Write the listing out again, all of it, word for word.

--- START OF THE INPUT ---

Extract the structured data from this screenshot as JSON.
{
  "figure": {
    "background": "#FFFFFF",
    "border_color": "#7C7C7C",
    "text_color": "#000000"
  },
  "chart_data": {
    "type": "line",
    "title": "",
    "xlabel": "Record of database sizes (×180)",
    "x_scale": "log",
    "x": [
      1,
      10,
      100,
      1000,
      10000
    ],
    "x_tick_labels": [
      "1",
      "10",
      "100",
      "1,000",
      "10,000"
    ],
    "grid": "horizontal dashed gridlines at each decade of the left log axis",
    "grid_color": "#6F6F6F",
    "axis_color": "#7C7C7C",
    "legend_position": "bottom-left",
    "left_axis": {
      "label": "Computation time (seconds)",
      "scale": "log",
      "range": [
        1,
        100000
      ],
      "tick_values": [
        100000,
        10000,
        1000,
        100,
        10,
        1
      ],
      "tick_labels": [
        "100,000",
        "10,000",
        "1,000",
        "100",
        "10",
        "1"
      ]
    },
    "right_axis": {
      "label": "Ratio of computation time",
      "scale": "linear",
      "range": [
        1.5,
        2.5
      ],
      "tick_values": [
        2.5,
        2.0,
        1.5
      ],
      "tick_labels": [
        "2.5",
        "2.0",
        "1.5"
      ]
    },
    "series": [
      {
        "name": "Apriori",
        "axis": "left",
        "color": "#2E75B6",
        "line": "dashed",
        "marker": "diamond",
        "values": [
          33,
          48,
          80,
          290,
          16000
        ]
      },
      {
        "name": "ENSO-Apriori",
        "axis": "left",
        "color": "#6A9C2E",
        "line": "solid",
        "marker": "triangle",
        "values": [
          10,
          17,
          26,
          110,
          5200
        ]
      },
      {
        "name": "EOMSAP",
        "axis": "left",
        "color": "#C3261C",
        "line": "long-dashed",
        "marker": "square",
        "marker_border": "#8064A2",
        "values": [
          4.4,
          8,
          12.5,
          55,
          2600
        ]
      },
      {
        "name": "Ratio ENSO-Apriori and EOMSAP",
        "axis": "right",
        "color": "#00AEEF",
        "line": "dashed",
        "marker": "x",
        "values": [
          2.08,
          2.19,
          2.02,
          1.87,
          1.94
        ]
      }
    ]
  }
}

--- END OF THE INPUT ---

## [TASK OUTPUT]
Extract the structured data from this screenshot as JSON.
{
  "figure": {
    "background": "#FFFFFF",
    "border_color": "#7C7C7C",
    "text_color": "#000000"
  },
  "chart_data": {
    "type": "line",
    "title": "",
    "xlabel": "Record of database sizes (×180)",
    "x_scale": "log",
    "x": [
      1,
      10,
      100,
      1000,
      10000
    ],
    "x_tick_labels": [
      "1",
      "10",
      "100",
      "1,000",
      "10,000"
    ],
    "grid": "horizontal dashed gridlines at each decade of the left log axis",
    "grid_color": "#6F6F6F",
    "axis_color": "#7C7C7C",
    "legend_position": "bottom-left",
    "left_axis": {
      "label": "Computation time (seconds)",
      "scale": "log",
      "range": [
        1,
        100000
      ],
      "tick_values": [
        100000,
        10000,
        1000,
        100,
        10,
        1
      ],
      "tick_labels": [
        "100,000",
        "10,000",
        "1,000",
        "100",
        "10",
        "1"
      ]
    },
    "right_axis": {
      "label": "Ratio of computation time",
      "scale": "linear",
      "range": [
        1.5,
        2.5
      ],
      "tick_values": [
        2.5,
        2.0,
        1.5
      ],
      "tick_labels": [
        "2.5",
        "2.0",
        "1.5"
      ]
    },
    "series": [
      {
        "name": "Apriori",
        "axis": "left",
        "color": "#2E75B6",
        "line": "dashed",
        "marker": "diamond",
        "values": [
          33,
          48,
          80,
          290,
          16000
        ]
      },
      {
        "name": "ENSO-Apriori",
        "axis": "left",
        "color": "#6A9C2E",
        "line": "solid",
        "marker": "triangle",
        "values": [
          10,
          17,
          26,
          110,
          5200
        ]
      },
      {
        "name": "EOMSAP",
        "axis": "left",
        "color": "#C3261C",
        "line": "long-dashed",
        "marker": "square",
        "marker_border": "#8064A2",
        "values": [
          4.4,
          8,
          12.5,
          55,
          2600
        ]
      },
      {
        "name": "Ratio ENSO-Apriori and EOMSAP",
        "axis": "right",
        "color": "#00AEEF",
        "line": "dashed",
        "marker": "x",
        "values": [
          2.08,
          2.19,
          2.02,
          1.87,
          1.94
        ]
      }
    ]
  }
}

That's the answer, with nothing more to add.